Video analysis shows driver plowed through bikers in act of road rage after prior hit and run of motorcyclist
The press chiefly portrayed the September 29th SUV-biker altercation as an instance of an enraged biker gang terrorizing an innocent motorist and his family. Yet eyewitness reports and a closer analysis of the video indicate that the incident was likely initiated, and escalated, by the SUV driver's road rage.

Witnesses report that, prior to the start of the video, the altercation began because the SUV driver threw a water bottle at the group of motorcyclists.

Witnesses further indicate that Lien was impatient and attempted to drive through the group of riders. "The SUV didn't want to wait" said eyewitness Michael Anthony during an interview, "he decided he wanted to come into the center lane and started pushing his way through the bikes". Anthony participated in the ride but was not charged or otherwise involved in the incident.

At this point Anthony and other witnesses say Alexian Lien, the SUV driver, knocked a biker down three miles prior to the start of the video but continued to drive on after this hit-and-run, refusing to slow down. These incidents are what prompted rider Kevin Bresloff to turn his helmet camera on.

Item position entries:
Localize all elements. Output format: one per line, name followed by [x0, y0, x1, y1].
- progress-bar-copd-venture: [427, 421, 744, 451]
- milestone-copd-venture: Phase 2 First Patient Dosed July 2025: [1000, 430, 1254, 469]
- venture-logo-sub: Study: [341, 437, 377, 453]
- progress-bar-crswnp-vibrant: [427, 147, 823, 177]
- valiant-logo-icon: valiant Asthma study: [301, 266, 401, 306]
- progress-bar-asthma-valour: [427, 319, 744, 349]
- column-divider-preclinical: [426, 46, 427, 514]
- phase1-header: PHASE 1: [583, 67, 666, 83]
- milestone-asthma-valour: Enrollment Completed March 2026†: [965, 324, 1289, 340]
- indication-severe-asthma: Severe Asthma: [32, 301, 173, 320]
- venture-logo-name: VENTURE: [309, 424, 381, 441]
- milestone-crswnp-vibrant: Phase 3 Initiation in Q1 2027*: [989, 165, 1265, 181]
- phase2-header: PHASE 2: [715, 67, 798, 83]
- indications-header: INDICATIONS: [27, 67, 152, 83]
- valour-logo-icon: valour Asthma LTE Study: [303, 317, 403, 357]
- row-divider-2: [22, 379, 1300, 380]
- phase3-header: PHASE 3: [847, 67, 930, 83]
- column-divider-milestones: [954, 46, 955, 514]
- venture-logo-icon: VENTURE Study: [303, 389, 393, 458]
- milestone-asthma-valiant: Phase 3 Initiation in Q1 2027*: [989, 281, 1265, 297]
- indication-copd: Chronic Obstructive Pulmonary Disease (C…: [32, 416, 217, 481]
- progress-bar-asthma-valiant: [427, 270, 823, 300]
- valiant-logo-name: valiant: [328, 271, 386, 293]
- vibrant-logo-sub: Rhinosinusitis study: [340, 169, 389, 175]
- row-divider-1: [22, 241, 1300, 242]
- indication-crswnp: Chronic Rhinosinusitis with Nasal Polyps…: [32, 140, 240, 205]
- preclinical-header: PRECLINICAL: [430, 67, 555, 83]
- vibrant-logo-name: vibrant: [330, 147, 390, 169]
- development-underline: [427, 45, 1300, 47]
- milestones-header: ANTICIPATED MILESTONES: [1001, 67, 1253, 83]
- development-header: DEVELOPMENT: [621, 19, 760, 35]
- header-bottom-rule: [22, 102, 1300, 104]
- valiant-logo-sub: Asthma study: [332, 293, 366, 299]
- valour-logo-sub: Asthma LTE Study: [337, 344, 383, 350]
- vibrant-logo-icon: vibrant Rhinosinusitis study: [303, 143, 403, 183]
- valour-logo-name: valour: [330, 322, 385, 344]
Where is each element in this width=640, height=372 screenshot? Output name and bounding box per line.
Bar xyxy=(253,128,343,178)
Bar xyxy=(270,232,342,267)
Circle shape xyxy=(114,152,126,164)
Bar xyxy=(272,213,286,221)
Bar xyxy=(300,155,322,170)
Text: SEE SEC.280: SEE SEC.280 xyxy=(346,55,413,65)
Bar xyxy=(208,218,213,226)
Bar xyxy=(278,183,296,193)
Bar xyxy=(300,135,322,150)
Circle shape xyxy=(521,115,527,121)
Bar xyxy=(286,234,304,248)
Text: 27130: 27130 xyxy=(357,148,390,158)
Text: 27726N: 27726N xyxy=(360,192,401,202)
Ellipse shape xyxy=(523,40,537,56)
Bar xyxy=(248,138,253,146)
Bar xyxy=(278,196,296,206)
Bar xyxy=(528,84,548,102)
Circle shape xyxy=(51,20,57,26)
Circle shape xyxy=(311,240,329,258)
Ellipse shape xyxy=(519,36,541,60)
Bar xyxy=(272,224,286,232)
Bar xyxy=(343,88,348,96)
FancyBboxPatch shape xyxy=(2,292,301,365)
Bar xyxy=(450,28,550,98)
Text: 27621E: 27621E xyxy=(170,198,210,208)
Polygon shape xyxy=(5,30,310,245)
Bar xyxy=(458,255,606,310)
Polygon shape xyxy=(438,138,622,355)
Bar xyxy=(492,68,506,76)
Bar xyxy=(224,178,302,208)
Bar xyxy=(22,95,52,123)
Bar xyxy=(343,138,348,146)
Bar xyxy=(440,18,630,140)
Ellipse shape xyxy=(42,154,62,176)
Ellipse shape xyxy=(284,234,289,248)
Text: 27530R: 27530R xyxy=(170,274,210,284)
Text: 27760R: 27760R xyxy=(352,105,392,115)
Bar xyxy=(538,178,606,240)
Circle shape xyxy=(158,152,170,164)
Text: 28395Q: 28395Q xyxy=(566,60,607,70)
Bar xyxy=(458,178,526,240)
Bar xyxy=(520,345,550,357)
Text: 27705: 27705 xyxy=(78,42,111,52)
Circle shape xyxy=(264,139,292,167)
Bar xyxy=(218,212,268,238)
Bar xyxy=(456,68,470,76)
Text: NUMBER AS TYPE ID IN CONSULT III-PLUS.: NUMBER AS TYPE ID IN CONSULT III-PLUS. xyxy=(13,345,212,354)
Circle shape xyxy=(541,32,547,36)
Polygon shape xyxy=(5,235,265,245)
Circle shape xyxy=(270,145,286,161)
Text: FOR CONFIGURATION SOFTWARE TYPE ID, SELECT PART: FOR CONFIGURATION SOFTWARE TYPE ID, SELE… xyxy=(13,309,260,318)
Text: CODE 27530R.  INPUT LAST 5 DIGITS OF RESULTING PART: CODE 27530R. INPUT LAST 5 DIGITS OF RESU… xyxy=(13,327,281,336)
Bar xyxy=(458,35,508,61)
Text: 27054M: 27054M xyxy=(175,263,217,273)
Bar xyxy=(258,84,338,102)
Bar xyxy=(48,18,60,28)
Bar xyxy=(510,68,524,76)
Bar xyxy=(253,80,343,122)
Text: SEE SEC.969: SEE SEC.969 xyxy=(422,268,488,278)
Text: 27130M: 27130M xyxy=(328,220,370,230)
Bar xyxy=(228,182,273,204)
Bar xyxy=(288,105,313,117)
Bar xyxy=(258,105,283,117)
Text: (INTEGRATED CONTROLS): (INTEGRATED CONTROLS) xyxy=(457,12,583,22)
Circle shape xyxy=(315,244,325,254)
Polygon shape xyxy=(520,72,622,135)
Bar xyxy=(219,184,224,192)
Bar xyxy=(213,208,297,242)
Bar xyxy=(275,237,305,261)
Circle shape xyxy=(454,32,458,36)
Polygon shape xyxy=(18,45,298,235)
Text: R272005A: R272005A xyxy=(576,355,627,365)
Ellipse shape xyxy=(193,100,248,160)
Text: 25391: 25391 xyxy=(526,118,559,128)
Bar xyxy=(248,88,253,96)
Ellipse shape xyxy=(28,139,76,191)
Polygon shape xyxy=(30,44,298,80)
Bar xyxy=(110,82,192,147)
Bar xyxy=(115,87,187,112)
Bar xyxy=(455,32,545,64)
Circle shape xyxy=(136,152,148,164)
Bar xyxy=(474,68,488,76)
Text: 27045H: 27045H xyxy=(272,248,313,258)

▸ **Goal 1**: In the road rage article, what do witnesses say the SUV driver threw at the group of motorcyclists?
▸ **Goal 2**: Extract the passage of the road rage article starting at "Witnesses further indicate" and ending at "helmet camera on.".

▸ **Task response 1**: A water bottle.

▸ **Task response 2**:
Witnesses further indicate that Lien was impatient and attempted to drive through the group of riders. "The SUV didn't want to wait" said eyewitness Michael Anthony during an interview, "he decided he wanted to come into the center lane and started pushing his way through the bikes". Anthony participated in the ride but was not charged or otherwise involved in the incident.

At this point Anthony and other witnesses say Alexian Lien, the SUV driver, knocked a biker down three miles prior to the start of the video but continued to drive on after this hit-and-run, refusing to slow down. These incidents are what prompted rider Kevin Bresloff to turn his helmet camera on.